-- Start Data --

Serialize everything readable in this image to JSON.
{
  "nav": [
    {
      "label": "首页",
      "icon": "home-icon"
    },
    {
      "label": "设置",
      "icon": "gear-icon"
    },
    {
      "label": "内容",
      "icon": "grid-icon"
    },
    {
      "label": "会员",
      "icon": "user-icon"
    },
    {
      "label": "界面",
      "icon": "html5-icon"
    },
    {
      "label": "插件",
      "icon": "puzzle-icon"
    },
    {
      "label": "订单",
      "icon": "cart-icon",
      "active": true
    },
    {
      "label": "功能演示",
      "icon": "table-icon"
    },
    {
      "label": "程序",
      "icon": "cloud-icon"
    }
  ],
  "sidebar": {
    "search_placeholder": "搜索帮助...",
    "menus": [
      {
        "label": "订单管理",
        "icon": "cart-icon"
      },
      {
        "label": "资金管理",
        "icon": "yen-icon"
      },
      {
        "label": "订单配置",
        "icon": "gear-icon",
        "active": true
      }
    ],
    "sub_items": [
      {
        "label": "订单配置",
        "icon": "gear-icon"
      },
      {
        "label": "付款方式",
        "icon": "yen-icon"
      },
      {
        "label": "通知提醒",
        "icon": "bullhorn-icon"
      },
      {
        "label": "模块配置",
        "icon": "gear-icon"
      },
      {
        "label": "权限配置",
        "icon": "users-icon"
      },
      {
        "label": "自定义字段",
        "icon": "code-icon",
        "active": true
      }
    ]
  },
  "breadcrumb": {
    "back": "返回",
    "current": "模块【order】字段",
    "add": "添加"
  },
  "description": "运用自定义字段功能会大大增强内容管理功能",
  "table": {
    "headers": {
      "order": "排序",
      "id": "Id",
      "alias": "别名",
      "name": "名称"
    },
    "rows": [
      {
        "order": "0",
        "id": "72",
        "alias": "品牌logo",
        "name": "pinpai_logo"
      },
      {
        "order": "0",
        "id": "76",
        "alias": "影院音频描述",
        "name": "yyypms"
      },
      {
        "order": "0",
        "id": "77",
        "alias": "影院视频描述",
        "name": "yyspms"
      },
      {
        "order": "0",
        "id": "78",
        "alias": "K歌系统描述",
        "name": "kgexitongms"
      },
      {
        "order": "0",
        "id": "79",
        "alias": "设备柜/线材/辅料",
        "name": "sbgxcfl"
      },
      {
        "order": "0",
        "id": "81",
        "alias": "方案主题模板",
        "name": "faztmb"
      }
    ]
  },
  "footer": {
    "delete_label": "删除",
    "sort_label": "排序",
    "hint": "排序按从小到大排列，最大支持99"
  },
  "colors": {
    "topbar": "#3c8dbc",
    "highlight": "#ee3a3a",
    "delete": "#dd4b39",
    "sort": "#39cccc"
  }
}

-- End Data --

To do: Reproduce the records above exactly.

Expected output:
Serialize everything readable in this image to JSON.
{
  "nav": [
    {
      "label": "首页",
      "icon": "home-icon"
    },
    {
      "label": "设置",
      "icon": "gear-icon"
    },
    {
      "label": "内容",
      "icon": "grid-icon"
    },
    {
      "label": "会员",
      "icon": "user-icon"
    },
    {
      "label": "界面",
      "icon": "html5-icon"
    },
    {
      "label": "插件",
      "icon": "puzzle-icon"
    },
    {
      "label": "订单",
      "icon": "cart-icon",
      "active": true
    },
    {
      "label": "功能演示",
      "icon": "table-icon"
    },
    {
      "label": "程序",
      "icon": "cloud-icon"
    }
  ],
  "sidebar": {
    "search_placeholder": "搜索帮助...",
    "menus": [
      {
        "label": "订单管理",
        "icon": "cart-icon"
      },
      {
        "label": "资金管理",
        "icon": "yen-icon"
      },
      {
        "label": "订单配置",
        "icon": "gear-icon",
        "active": true
      }
    ],
    "sub_items": [
      {
        "label": "订单配置",
        "icon": "gear-icon"
      },
      {
        "label": "付款方式",
        "icon": "yen-icon"
      },
      {
        "label": "通知提醒",
        "icon": "bullhorn-icon"
      },
      {
        "label": "模块配置",
        "icon": "gear-icon"
      },
      {
        "label": "权限配置",
        "icon": "users-icon"
      },
      {
        "label": "自定义字段",
        "icon": "code-icon",
        "active": true
      }
    ]
  },
  "breadcrumb": {
    "back": "返回",
    "current": "模块【order】字段",
    "add": "添加"
  },
  "description": "运用自定义字段功能会大大增强内容管理功能",
  "table": {
    "headers": {
      "order": "排序",
      "id": "Id",
      "alias": "别名",
      "name": "名称"
    },
    "rows": [
      {
        "order": "0",
        "id": "72",
        "alias": "品牌logo",
        "name": "pinpai_logo"
      },
      {
        "order": "0",
        "id": "76",
        "alias": "影院音频描述",
        "name": "yyypms"
      },
      {
        "order": "0",
        "id": "77",
        "alias": "影院视频描述",
        "name": "yyspms"
      },
      {
        "order": "0",
        "id": "78",
        "alias": "K歌系统描述",
        "name": "kgexitongms"
      },
      {
        "order": "0",
        "id": "79",
        "alias": "设备柜/线材/辅料",
        "name": "sbgxcfl"
      },
      {
        "order": "0",
        "id": "81",
        "alias": "方案主题模板",
        "name": "faztmb"
      }
    ]
  },
  "footer": {
    "delete_label": "删除",
    "sort_label": "排序",
    "hint": "排序按从小到大排列，最大支持99"
  },
  "colors": {
    "topbar": "#3c8dbc",
    "highlight": "#ee3a3a",
    "delete": "#dd4b39",
    "sort": "#39cccc"
  }
}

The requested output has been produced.